__Fragmento seleccionado__
━━━━━━━━━━

No es de extrañar, pues, que, cuando en tiempos de Felipe IV, se construyó el Palacio del Buen Retiro (1630-1640) y se hizo frecuente la presencia de la corte en el Real Sitio, la nobleza madrileña escogiese aquellos agrestes andurriales, tan alejados del centro de la ciudad, para asentar allí sus quintas de recreo y sus nuevos palacios, pues se había convertido el Prado en lugar apreciado por todos y por todos frecuentado en las tardes de paseo.
La elegante y poderosa concurrencia de carrozas ocupadas por nobles señoras a cuyo costado cabalgaban jinetes más o menos enamorados, no impedía el acceso al paseo de personajes populares, unos más recomendables que otros. La zona se convirtió así en la más concurrida de la villa como lugar de encuentro social.
Y si hubo un espacio en el Prado de especial relevancia fue su confluencia con la Carrera de San Jerónimo pues por allí debía desfilar la corte cuando, por uno u otro motivo, se desplazaban reyes y nobles desde el Alcázar al Palacio del Retiro. Y a la inversa, claro.
Así que, atraída, sin duda, por tan regios vecinos, la aristocracia madrileña desarrolló a lo largo del siglo XVII un auténtico trajín constructivo levantando en los aledaños de los Prados de San Jerónimo y de Recoletos espléndidas casas-jardín en lo que antaño fueran sencillas explotaciones agrícolas y talleres manufactureros.

━━━━━━━━━━

__Datos aportados__
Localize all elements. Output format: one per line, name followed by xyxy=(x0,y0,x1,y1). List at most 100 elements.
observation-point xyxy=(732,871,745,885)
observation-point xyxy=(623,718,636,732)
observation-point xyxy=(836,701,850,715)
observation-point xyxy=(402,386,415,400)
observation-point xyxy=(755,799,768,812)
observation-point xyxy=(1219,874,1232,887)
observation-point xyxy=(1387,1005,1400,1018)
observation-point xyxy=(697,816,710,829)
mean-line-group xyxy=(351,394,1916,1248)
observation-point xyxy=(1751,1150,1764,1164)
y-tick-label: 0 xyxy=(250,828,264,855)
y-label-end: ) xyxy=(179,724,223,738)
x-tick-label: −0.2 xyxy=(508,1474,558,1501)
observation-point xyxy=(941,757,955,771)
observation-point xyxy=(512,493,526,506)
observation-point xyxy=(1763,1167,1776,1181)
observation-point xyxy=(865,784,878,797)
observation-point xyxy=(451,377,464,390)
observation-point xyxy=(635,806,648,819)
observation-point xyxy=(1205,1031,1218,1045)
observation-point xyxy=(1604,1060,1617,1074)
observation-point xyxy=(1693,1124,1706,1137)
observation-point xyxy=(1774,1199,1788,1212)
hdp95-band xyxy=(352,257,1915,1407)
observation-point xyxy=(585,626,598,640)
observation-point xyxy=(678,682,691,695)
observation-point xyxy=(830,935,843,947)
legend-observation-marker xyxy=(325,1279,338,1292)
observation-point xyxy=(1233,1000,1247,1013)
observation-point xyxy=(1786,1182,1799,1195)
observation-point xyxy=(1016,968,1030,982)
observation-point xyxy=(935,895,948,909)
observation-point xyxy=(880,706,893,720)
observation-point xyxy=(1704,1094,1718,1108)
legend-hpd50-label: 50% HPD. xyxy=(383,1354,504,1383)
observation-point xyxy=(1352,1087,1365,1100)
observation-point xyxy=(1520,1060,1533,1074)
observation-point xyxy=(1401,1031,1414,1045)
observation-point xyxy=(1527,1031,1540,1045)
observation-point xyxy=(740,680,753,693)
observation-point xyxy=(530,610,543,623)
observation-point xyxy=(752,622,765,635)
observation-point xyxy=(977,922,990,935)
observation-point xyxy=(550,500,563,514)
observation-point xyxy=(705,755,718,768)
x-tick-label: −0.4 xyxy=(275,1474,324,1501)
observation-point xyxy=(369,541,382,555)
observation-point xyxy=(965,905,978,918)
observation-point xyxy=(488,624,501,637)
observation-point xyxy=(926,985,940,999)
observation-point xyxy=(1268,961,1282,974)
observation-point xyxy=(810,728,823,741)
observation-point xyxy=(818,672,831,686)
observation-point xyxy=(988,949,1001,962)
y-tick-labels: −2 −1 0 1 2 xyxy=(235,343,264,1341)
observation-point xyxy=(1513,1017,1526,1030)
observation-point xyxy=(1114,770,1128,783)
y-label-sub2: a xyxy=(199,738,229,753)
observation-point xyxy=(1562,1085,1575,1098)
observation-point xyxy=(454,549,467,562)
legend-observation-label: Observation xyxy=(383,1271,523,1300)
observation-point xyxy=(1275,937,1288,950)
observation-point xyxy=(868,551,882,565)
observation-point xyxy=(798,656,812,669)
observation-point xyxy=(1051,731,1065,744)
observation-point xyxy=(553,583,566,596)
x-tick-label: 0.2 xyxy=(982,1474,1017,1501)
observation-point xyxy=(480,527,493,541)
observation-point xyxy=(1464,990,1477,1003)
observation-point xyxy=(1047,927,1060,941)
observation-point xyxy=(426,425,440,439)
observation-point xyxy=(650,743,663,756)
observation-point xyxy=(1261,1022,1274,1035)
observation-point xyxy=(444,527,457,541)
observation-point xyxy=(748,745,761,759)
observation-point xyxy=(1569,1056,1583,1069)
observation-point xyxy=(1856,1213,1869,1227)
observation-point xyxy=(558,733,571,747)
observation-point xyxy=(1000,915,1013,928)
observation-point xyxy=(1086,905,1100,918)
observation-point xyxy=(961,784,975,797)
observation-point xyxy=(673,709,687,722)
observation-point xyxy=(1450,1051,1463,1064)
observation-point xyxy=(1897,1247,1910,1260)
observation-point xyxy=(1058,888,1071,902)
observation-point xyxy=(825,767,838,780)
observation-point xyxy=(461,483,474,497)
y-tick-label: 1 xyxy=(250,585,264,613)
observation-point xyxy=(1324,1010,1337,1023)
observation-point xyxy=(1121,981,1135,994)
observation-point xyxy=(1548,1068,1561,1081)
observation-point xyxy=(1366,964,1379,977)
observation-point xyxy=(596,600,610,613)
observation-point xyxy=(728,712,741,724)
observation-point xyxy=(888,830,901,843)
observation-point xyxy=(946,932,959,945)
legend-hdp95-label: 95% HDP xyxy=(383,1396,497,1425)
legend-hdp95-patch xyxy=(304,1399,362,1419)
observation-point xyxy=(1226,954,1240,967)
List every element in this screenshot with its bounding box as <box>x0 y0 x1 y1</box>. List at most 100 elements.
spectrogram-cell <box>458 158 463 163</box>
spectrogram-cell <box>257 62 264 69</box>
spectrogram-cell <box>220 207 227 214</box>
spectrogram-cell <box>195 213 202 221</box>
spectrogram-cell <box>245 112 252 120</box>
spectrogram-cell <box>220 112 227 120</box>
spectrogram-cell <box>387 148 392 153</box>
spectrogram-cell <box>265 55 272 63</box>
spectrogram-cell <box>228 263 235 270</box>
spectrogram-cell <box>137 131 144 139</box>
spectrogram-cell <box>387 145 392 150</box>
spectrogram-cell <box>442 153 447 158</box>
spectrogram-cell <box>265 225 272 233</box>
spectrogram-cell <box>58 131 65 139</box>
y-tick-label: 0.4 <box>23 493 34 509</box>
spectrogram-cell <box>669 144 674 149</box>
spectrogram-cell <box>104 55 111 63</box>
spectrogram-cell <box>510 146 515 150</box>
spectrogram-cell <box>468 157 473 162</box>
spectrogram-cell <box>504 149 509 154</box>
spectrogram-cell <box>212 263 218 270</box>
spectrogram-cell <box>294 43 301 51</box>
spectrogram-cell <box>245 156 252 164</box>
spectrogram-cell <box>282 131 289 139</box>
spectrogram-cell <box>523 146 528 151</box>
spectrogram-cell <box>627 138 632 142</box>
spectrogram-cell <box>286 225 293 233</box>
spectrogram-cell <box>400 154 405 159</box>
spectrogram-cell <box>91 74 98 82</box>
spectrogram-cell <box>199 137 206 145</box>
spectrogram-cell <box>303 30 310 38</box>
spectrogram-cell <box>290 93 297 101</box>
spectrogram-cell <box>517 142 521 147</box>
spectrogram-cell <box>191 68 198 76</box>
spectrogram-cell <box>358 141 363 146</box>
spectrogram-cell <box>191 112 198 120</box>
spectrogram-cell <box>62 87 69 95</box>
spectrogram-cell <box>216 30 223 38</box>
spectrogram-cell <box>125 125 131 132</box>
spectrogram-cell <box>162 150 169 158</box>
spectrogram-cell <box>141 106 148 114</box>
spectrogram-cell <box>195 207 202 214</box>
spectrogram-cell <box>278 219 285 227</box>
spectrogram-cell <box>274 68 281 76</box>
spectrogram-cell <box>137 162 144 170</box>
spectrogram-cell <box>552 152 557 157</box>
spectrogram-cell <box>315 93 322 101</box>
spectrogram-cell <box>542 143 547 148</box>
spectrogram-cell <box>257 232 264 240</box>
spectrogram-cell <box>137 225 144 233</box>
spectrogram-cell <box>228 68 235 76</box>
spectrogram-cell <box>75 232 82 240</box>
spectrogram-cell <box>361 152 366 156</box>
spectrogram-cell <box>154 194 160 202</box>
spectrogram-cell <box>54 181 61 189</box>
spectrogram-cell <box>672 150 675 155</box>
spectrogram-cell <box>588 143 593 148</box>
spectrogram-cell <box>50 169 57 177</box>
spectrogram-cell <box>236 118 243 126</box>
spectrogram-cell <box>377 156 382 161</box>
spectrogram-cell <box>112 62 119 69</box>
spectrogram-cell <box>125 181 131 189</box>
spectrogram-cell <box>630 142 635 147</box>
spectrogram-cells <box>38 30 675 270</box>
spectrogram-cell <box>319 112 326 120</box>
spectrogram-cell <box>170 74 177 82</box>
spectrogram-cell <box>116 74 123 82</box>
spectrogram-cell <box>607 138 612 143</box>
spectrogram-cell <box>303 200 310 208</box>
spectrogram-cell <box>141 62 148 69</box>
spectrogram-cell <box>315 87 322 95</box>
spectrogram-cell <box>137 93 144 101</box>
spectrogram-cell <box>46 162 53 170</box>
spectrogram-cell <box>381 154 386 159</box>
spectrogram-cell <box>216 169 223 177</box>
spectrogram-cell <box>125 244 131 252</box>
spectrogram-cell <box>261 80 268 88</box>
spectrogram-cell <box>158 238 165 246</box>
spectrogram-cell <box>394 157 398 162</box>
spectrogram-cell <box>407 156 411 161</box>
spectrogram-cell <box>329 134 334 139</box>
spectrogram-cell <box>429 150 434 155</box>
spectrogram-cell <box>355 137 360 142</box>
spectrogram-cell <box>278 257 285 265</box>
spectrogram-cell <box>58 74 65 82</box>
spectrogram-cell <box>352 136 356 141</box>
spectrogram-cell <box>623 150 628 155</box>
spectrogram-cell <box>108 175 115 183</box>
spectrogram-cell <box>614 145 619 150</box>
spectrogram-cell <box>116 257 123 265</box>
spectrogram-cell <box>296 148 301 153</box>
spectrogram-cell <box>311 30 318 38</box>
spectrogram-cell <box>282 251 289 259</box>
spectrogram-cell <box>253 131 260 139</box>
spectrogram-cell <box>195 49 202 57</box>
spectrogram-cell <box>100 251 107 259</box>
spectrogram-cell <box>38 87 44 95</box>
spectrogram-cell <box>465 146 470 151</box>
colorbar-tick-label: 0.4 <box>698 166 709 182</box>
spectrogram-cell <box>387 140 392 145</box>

━━━━━━━━━━

__Ejercicio propuesto__
Según el fragmento sobre el Prado madrileño, ¿qué tipos de construcciones levantó la nobleza en la zona? Enuméralos todos.

__Respuesta redactada__
- Quintas de recreo
- Nuevos palacios
- Casas-jardín